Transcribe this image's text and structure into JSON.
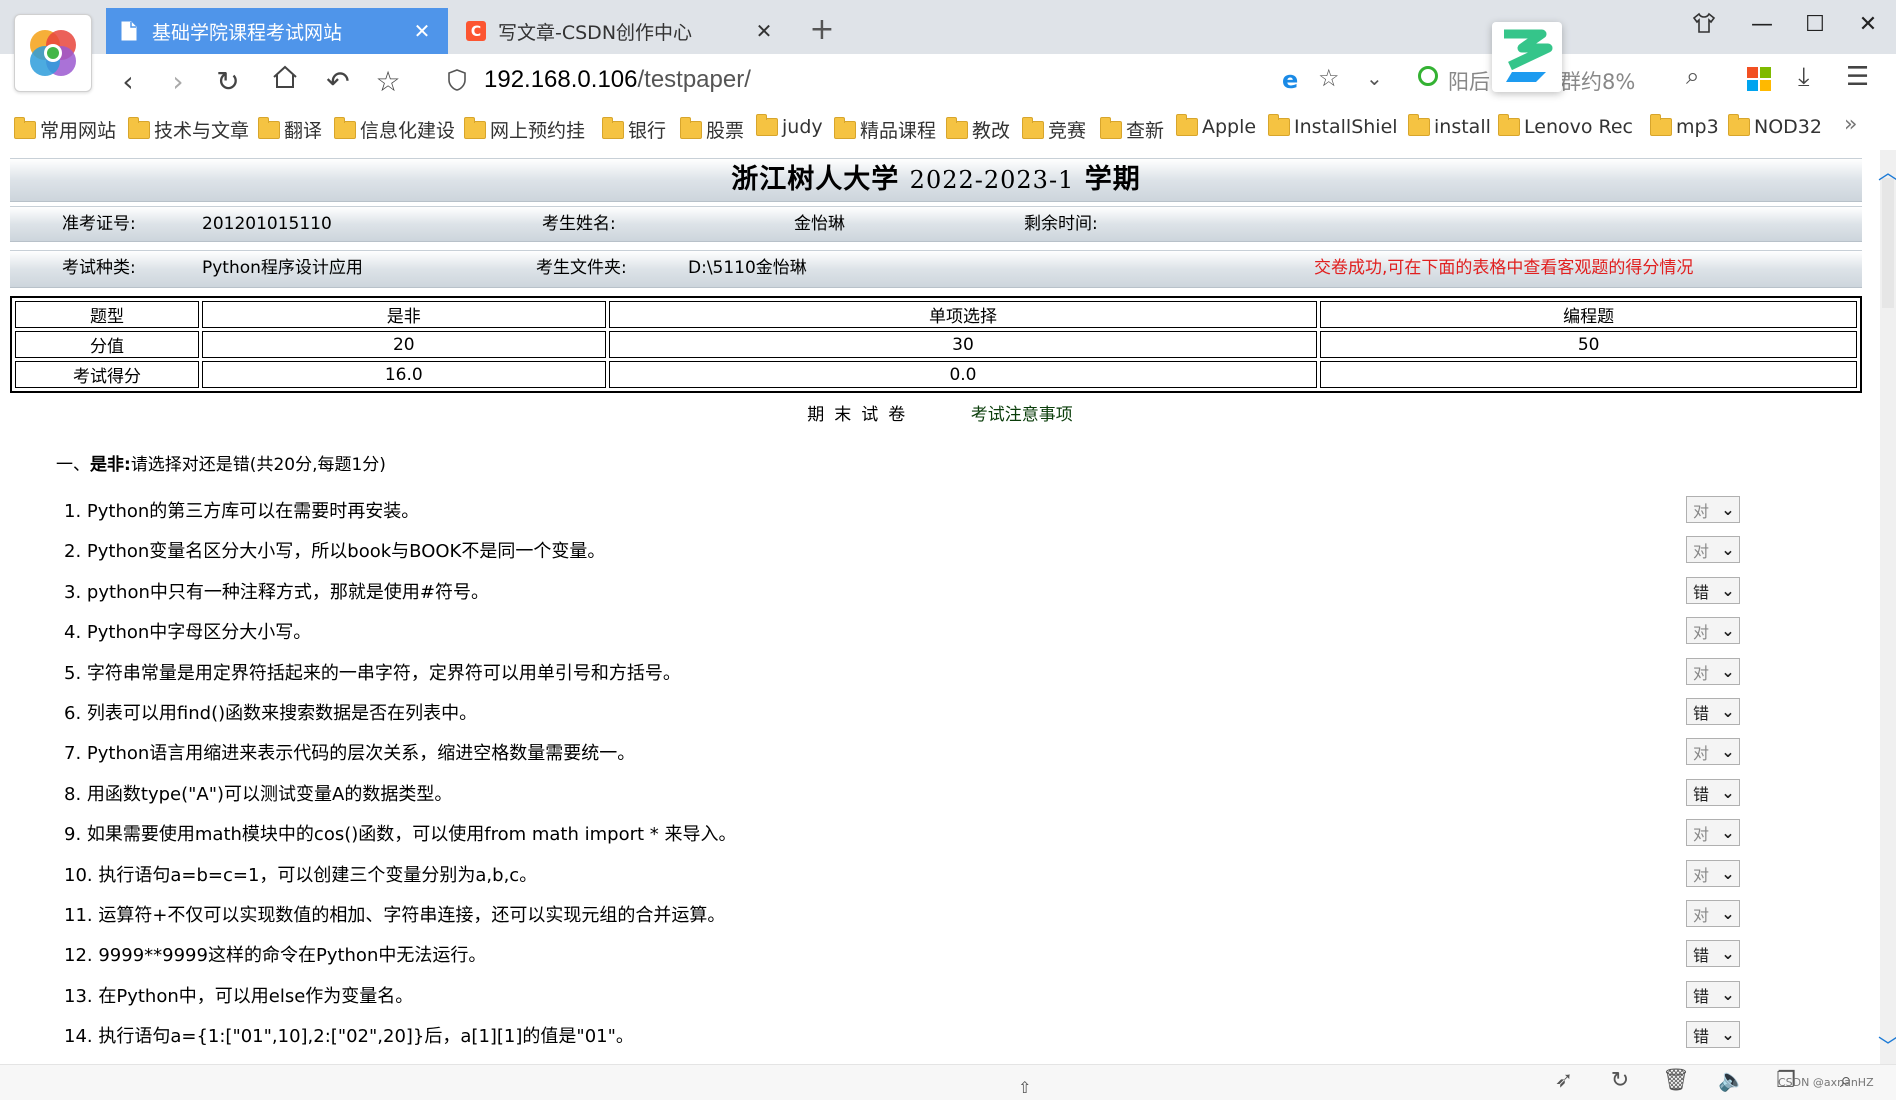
{
  "browser": {
    "tabs": [
      {
        "label": "基础学院课程考试网站",
        "active": true,
        "icon": "page-icon"
      },
      {
        "label": "写文章-CSDN创作中心",
        "active": false,
        "icon": "csdn-icon"
      }
    ],
    "new_tab_glyph": "+",
    "url_host": "192.168.0.106",
    "url_path": "/testpaper/",
    "search_text_left": "阳后",
    "search_text_right": "群约8%",
    "window_controls": [
      "shirt-icon",
      "minimize-icon",
      "maximize-icon",
      "close-icon"
    ],
    "bookmarks": [
      "常用网站",
      "技术与文章",
      "翻译",
      "信息化建设",
      "网上预约挂",
      "银行",
      "股票",
      "judy",
      "精品课程",
      "教改",
      "竞赛",
      "查新",
      "Apple",
      "InstallShiel",
      "install",
      "Lenovo Rec",
      "mp3",
      "NOD32"
    ],
    "bookmarks_more": "»"
  },
  "exam": {
    "title_school": "浙江树人大学",
    "title_term": "2022-2023-1",
    "title_suffix": "学期",
    "ticket_label": "准考证号:",
    "ticket_value": "201201015110",
    "name_label": "考生姓名:",
    "name_value": "金怡琳",
    "time_label": "剩余时间:",
    "type_label": "考试种类:",
    "type_value": "Python程序设计应用",
    "folder_label": "考生文件夹:",
    "folder_value": "D:\\5110金怡琳",
    "status_message": "交卷成功,可在下面的表格中查看客观题的得分情况",
    "status_color": "#e02020"
  },
  "score_table": {
    "row_labels": [
      "题型",
      "分值",
      "考试得分"
    ],
    "columns": [
      "是非",
      "单项选择",
      "编程题"
    ],
    "points": [
      "20",
      "30",
      "50"
    ],
    "scores": [
      "16.0",
      "0.0",
      ""
    ]
  },
  "links": {
    "paper": "期末试卷",
    "notice": "考试注意事项"
  },
  "section": {
    "number": "一、",
    "name": "是非:",
    "desc": "请选择对还是错(共20分,每题1分)"
  },
  "questions": [
    {
      "text": "1. Python的第三方库可以在需要时再安装。",
      "answer": "对"
    },
    {
      "text": "2. Python变量名区分大小写，所以book与BOOK不是同一个变量。",
      "answer": "对"
    },
    {
      "text": "3. python中只有一种注释方式，那就是使用#符号。",
      "answer": "错"
    },
    {
      "text": "4. Python中字母区分大小写。",
      "answer": "对"
    },
    {
      "text": "5. 字符串常量是用定界符括起来的一串字符，定界符可以用单引号和方括号。",
      "answer": "对"
    },
    {
      "text": "6. 列表可以用find()函数来搜索数据是否在列表中。",
      "answer": "错"
    },
    {
      "text": "7. Python语言用缩进来表示代码的层次关系，缩进空格数量需要统一。",
      "answer": "对"
    },
    {
      "text": "8. 用函数type(\"A\")可以测试变量A的数据类型。",
      "answer": "错"
    },
    {
      "text": "9. 如果需要使用math模块中的cos()函数，可以使用from math import * 来导入。",
      "answer": "对"
    },
    {
      "text": "10. 执行语句a=b=c=1，可以创建三个变量分别为a,b,c。",
      "answer": "对"
    },
    {
      "text": "11. 运算符+不仅可以实现数值的相加、字符串连接，还可以实现元组的合并运算。",
      "answer": "对"
    },
    {
      "text": "12. 9999**9999这样的命令在Python中无法运行。",
      "answer": "错"
    },
    {
      "text": "13. 在Python中，可以用else作为变量名。",
      "answer": "错"
    },
    {
      "text": "14. 执行语句a={1:[\"01\",10],2:[\"02\",20]}后，a[1][1]的值是\"01\"。",
      "answer": "错"
    }
  ],
  "statusbar": {
    "icons": [
      "rocket-icon",
      "refresh-icon",
      "trash-icon",
      "speaker-icon",
      "window-icon",
      "search-icon"
    ],
    "watermark": "CSDN @axnanHZ"
  }
}
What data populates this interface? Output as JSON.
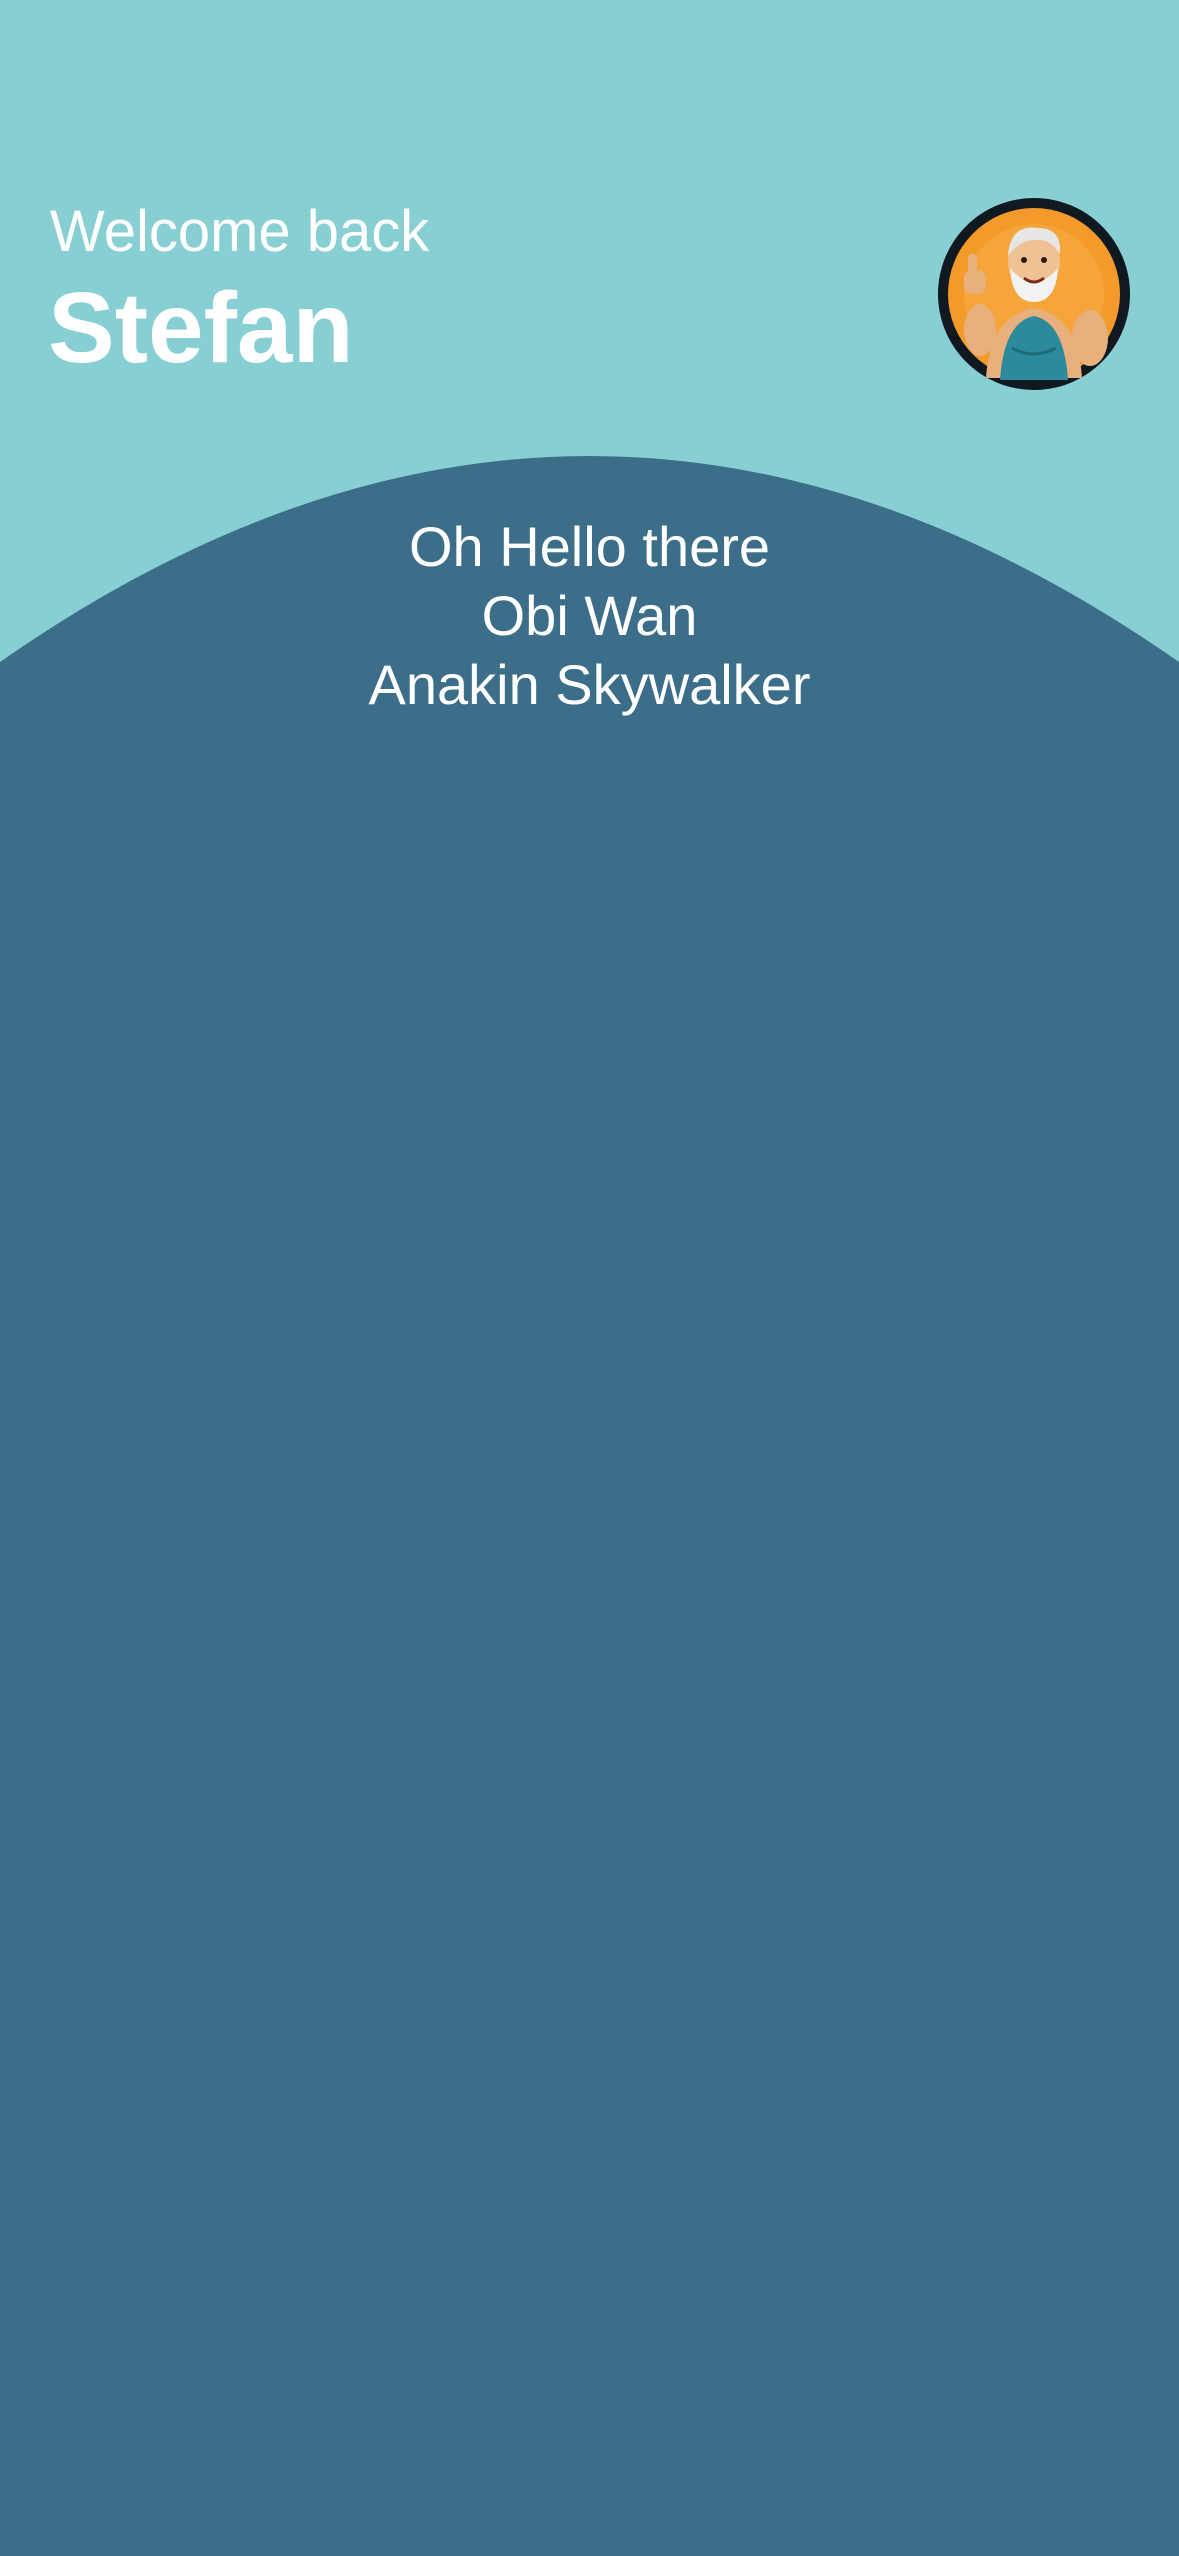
{
  "greeting": {
    "subtitle": "Welcome back",
    "name": "Stefan"
  },
  "avatar": {
    "icon": "cartoon-bodybuilder-avatar-icon"
  },
  "message": {
    "lines": [
      "Oh Hello there",
      "Obi Wan",
      "Anakin Skywalker"
    ]
  },
  "colors": {
    "header_background": "#88CFD3",
    "panel_background": "#3C6E8A",
    "text": "#FFFFFF",
    "avatar_ring": "#101820",
    "avatar_background": "#F39A2A"
  }
}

.....

### Work to complete
What comes back should match the records exactly, minus any pictures.

### Answer
Transcribe this image's text and structure into JSON.
{
  "browser": {
    "tabs": [
      {
        "label": "基础学院课程考试网站",
        "active": true,
        "icon": "page-icon"
      },
      {
        "label": "写文章-CSDN创作中心",
        "active": false,
        "icon": "csdn-icon"
      }
    ],
    "new_tab_glyph": "+",
    "url_host": "192.168.0.106",
    "url_path": "/testpaper/",
    "search_text_left": "阳后",
    "search_text_right": "群约8%",
    "window_controls": [
      "shirt-icon",
      "minimize-icon",
      "maximize-icon",
      "close-icon"
    ],
    "bookmarks": [
      "常用网站",
      "技术与文章",
      "翻译",
      "信息化建设",
      "网上预约挂",
      "银行",
      "股票",
      "judy",
      "精品课程",
      "教改",
      "竞赛",
      "查新",
      "Apple",
      "InstallShiel",
      "install",
      "Lenovo Rec",
      "mp3",
      "NOD32"
    ],
    "bookmarks_more": "»"
  },
  "exam": {
    "title_school": "浙江树人大学",
    "title_term": "2022-2023-1",
    "title_suffix": "学期",
    "ticket_label": "准考证号:",
    "ticket_value": "201201015110",
    "name_label": "考生姓名:",
    "name_value": "金怡琳",
    "time_label": "剩余时间:",
    "type_label": "考试种类:",
    "type_value": "Python程序设计应用",
    "folder_label": "考生文件夹:",
    "folder_value": "D:\\5110金怡琳",
    "status_message": "交卷成功,可在下面的表格中查看客观题的得分情况",
    "status_color": "#e02020"
  },
  "score_table": {
    "row_labels": [
      "题型",
      "分值",
      "考试得分"
    ],
    "columns": [
      "是非",
      "单项选择",
      "编程题"
    ],
    "points": [
      "20",
      "30",
      "50"
    ],
    "scores": [
      "16.0",
      "0.0",
      ""
    ]
  },
  "links": {
    "paper": "期末试卷",
    "notice": "考试注意事项"
  },
  "section": {
    "number": "一、",
    "name": "是非:",
    "desc": "请选择对还是错(共20分,每题1分)"
  },
  "questions": [
    {
      "text": "1. Python的第三方库可以在需要时再安装。",
      "answer": "对"
    },
    {
      "text": "2. Python变量名区分大小写，所以book与BOOK不是同一个变量。",
      "answer": "对"
    },
    {
      "text": "3. python中只有一种注释方式，那就是使用#符号。",
      "answer": "错"
    },
    {
      "text": "4. Python中字母区分大小写。",
      "answer": "对"
    },
    {
      "text": "5. 字符串常量是用定界符括起来的一串字符，定界符可以用单引号和方括号。",
      "answer": "对"
    },
    {
      "text": "6. 列表可以用find()函数来搜索数据是否在列表中。",
      "answer": "错"
    },
    {
      "text": "7. Python语言用缩进来表示代码的层次关系，缩进空格数量需要统一。",
      "answer": "对"
    },
    {
      "text": "8. 用函数type(\"A\")可以测试变量A的数据类型。",
      "answer": "错"
    },
    {
      "text": "9. 如果需要使用math模块中的cos()函数，可以使用from math import * 来导入。",
      "answer": "对"
    },
    {
      "text": "10. 执行语句a=b=c=1，可以创建三个变量分别为a,b,c。",
      "answer": "对"
    },
    {
      "text": "11. 运算符+不仅可以实现数值的相加、字符串连接，还可以实现元组的合并运算。",
      "answer": "对"
    },
    {
      "text": "12. 9999**9999这样的命令在Python中无法运行。",
      "answer": "错"
    },
    {
      "text": "13. 在Python中，可以用else作为变量名。",
      "answer": "错"
    },
    {
      "text": "14. 执行语句a={1:[\"01\",10],2:[\"02\",20]}后，a[1][1]的值是\"01\"。",
      "answer": "错"
    }
  ],
  "statusbar": {
    "icons": [
      "rocket-icon",
      "refresh-icon",
      "trash-icon",
      "speaker-icon",
      "window-icon",
      "search-icon"
    ],
    "watermark": "CSDN @axnanHZ"
  }
}
What data populates this interface? Output as JSON.
{
  "greeting": {
    "subtitle": "Welcome back",
    "name": "Stefan"
  },
  "avatar": {
    "icon": "cartoon-bodybuilder-avatar-icon"
  },
  "message": {
    "lines": [
      "Oh Hello there",
      "Obi Wan",
      "Anakin Skywalker"
    ]
  },
  "colors": {
    "header_background": "#88CFD3",
    "panel_background": "#3C6E8A",
    "text": "#FFFFFF",
    "avatar_ring": "#101820",
    "avatar_background": "#F39A2A"
  }
}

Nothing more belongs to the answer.